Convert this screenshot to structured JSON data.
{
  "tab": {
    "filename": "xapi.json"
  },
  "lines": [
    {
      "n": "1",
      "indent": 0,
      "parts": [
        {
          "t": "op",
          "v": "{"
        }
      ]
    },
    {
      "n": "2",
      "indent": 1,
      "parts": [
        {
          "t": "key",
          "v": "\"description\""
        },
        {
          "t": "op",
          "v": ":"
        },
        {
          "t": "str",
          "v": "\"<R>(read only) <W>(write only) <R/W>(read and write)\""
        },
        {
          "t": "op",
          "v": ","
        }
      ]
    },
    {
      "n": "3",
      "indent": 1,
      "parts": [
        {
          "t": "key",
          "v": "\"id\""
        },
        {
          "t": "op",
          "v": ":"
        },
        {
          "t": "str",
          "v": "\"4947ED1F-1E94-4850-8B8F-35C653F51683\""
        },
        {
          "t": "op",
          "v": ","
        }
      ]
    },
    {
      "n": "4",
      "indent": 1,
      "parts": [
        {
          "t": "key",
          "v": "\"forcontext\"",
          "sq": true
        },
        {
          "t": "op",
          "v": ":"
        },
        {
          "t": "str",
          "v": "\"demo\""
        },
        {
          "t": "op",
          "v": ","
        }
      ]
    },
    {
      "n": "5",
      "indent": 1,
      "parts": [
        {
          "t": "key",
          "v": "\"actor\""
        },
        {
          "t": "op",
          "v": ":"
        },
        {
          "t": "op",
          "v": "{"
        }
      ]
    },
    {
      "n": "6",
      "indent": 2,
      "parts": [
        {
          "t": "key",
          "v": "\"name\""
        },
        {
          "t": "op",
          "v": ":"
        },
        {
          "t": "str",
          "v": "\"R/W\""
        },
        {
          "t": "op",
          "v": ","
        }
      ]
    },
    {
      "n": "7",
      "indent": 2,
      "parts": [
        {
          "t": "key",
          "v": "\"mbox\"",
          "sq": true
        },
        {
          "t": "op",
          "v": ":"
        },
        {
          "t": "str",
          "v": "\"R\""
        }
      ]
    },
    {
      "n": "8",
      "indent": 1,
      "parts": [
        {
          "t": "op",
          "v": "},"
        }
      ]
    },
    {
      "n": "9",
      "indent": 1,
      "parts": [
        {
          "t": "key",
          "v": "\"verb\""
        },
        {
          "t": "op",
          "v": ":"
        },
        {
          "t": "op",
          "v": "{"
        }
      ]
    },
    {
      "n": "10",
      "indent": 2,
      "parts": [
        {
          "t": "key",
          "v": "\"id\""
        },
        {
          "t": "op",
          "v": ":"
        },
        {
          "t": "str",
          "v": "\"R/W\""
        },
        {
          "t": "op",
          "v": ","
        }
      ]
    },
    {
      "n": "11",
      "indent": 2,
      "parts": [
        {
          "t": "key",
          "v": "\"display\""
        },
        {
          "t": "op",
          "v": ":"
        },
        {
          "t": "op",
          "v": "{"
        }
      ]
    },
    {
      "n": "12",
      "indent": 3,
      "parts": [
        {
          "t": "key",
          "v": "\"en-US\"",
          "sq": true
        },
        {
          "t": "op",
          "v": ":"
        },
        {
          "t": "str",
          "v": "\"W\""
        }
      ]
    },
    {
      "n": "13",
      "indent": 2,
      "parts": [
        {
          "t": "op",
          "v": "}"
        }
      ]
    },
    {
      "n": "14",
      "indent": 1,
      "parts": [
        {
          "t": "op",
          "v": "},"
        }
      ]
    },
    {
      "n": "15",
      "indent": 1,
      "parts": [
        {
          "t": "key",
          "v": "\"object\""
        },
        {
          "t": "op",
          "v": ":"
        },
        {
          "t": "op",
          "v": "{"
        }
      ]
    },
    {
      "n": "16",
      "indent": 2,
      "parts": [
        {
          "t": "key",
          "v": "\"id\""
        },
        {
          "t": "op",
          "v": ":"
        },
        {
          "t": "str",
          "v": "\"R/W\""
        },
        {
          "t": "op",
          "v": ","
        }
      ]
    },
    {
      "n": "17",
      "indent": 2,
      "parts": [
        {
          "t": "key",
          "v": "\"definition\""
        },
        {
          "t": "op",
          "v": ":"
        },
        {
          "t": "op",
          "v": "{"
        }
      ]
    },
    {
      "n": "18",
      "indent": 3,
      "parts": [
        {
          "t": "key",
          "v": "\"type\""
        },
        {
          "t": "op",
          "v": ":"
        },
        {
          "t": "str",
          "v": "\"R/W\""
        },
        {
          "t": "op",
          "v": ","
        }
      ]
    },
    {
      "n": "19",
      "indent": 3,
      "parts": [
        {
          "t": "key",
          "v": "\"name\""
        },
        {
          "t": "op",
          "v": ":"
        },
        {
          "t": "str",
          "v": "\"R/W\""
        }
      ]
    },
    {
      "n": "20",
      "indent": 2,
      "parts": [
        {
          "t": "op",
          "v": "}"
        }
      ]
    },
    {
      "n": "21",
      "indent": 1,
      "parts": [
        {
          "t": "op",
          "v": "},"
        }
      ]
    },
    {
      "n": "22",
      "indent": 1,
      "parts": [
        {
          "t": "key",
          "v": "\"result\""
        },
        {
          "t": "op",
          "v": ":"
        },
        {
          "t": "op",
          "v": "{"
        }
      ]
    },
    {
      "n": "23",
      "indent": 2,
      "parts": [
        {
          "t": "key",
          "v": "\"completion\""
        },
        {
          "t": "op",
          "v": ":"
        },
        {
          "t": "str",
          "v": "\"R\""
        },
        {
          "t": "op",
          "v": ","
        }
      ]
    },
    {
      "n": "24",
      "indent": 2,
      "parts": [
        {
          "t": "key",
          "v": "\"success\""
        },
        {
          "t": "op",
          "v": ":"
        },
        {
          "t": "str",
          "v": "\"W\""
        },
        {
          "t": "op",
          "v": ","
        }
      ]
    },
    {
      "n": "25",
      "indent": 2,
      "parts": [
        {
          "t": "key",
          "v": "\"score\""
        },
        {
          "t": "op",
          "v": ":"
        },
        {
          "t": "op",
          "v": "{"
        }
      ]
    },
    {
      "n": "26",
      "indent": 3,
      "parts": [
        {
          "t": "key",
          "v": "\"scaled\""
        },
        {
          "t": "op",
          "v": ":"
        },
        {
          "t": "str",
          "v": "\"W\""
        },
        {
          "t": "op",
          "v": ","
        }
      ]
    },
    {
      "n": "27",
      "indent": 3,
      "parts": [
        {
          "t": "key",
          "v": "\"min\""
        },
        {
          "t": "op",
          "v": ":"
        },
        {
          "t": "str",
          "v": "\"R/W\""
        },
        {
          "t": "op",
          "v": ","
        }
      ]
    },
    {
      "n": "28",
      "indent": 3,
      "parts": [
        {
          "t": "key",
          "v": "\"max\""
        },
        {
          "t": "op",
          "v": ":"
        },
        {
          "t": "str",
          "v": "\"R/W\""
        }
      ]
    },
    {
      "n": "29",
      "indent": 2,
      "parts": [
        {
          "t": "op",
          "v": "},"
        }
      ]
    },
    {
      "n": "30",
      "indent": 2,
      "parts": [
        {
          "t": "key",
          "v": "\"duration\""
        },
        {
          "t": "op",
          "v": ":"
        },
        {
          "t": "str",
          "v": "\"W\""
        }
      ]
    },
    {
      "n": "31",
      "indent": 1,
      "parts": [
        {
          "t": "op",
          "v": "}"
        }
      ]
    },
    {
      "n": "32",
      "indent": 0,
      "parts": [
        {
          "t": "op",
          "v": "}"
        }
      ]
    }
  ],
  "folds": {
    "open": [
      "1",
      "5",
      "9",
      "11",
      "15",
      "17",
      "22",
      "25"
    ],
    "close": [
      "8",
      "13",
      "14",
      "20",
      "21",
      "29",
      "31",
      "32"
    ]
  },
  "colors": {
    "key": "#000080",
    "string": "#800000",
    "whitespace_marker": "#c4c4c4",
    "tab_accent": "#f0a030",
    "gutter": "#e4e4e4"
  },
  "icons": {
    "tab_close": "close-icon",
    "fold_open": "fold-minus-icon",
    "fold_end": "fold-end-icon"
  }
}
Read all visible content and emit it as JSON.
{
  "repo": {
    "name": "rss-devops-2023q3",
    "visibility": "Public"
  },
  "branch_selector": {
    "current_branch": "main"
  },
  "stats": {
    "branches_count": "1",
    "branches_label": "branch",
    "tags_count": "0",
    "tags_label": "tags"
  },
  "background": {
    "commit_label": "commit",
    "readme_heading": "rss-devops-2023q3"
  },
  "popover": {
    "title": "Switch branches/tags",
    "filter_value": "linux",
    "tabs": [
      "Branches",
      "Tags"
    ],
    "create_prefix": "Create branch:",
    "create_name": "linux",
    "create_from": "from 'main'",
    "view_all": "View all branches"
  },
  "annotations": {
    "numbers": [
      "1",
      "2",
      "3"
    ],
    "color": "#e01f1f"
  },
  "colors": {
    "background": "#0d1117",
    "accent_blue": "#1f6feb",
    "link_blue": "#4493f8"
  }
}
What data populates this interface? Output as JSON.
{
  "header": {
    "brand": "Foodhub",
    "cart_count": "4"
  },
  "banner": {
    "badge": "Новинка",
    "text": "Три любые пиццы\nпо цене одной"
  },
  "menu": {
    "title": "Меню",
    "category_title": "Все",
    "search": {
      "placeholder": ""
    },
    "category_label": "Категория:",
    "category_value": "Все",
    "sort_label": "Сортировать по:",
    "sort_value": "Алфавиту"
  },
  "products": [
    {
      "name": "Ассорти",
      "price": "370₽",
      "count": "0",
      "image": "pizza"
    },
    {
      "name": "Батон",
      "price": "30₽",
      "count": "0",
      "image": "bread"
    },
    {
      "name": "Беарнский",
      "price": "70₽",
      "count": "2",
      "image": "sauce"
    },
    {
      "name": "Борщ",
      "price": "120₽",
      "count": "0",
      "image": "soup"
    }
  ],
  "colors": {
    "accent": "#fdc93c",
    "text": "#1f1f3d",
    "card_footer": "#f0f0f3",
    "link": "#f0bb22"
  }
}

#####

> **Instruction**
Every line that holds the word "image" counts once; state the total number of such lines and nothing else.

> **Solution**
4